# Prompt 1
Answer these questions from the talk listing below, one answer a line marked to match:
(a) Which company is named as the sponsor of the talk?
(b) On what date was the talk given?
(c) According to the abstract, what does BERT apply to language modelling?
# Prompt 2
From the talk listing below, list every surname given in the citation for OpenAI's GPT2.

# Source passage
------

NeurIPS 2019 Expo Talk

Dec. 8, 2019

Expo 2019 Schedule »

Innovative approaches in training large scale language models

Sponsor: Graphcore

Organizers:
Tom Wilson (Graphcore)

Presenters:
Tom Wilson (Graphcore)

Abstract:

Language model pre-training has been shown to be effective for improving many natural language processing tasks. In the last two years we have seen major new breakthroughs in extremely large langauge models including Google’s BERT - Deep Bidirectional Transformers for Language Understanding (Devlin Chang Lee Toutanova 2018) which applies the bidirectional training of Transformer, a popular attention model, to language modelling and OpenAI’s GPT2 (Radford Wu Child Luan Amodei Sutskever 2019) a large-scale unsupervised language model which generates coherent paragraphs of text, achieves state-of-the-art performance on many language modeling benchmarks, and performs rudimentary reading comprehension, machine translation, question answering, and summarization—all without task-specific training.

In this talk, Graphcore VP Tom Wilson will explain how recent, extremely large language models can be trained using new AI processor technology from Graphcore, the techniques employed and the state of the art results achieved, bringing further progress to this field.

------

# Data to examine
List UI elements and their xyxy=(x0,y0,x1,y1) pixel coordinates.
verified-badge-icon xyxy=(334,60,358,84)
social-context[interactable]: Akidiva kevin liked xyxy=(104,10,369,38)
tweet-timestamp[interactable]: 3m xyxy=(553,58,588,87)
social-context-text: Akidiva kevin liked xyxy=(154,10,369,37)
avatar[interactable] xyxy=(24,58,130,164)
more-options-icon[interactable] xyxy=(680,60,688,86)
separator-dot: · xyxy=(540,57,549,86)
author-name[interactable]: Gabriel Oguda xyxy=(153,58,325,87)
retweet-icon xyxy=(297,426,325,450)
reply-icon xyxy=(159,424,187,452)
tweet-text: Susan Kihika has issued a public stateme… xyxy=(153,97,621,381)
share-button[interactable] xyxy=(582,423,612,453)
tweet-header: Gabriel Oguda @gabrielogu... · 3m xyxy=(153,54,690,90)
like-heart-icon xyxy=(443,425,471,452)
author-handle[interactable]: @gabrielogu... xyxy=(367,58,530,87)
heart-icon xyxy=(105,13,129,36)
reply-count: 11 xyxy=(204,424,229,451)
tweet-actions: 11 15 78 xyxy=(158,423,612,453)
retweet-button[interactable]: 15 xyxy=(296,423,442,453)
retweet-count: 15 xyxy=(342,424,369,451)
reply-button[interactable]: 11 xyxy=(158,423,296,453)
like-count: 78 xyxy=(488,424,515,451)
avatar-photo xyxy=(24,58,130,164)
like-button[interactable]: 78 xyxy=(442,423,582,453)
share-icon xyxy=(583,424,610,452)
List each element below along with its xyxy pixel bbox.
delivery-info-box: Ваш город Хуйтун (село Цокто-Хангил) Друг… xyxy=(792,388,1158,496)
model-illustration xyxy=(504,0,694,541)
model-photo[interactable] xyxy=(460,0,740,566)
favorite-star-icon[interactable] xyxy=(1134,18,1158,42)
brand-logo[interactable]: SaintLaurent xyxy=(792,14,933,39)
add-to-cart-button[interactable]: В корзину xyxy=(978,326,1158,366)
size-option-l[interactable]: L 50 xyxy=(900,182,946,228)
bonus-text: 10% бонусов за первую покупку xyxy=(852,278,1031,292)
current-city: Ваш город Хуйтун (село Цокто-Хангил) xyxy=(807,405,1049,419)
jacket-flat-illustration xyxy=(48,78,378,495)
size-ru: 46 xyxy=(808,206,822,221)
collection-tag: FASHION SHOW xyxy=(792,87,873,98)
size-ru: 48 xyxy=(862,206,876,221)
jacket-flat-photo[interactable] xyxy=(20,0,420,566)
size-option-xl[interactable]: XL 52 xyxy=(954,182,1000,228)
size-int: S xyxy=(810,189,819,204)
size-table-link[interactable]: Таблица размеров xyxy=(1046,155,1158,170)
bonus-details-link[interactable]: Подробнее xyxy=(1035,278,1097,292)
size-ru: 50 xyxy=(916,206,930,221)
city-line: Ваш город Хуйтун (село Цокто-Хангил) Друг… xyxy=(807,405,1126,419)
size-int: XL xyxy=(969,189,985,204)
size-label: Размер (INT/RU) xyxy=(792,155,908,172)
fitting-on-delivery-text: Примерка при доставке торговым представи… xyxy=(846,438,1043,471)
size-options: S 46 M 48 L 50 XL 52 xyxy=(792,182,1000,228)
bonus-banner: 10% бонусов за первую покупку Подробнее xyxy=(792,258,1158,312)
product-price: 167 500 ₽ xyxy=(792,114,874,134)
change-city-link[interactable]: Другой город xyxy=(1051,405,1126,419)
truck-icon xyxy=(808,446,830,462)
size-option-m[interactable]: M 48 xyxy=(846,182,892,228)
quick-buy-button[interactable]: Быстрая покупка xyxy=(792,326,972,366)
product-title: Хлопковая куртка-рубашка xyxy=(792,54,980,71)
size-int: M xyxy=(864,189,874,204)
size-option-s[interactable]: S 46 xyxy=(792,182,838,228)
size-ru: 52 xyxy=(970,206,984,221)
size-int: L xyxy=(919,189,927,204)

------

# Exercise solution 1
(a) Graphcore
(b) Dec. 8, 2019
(c) The bidirectional training of Transformer, a popular attention model

# Exercise solution 2
Radford
Wu
Child
Luan
Amodei
Sutskever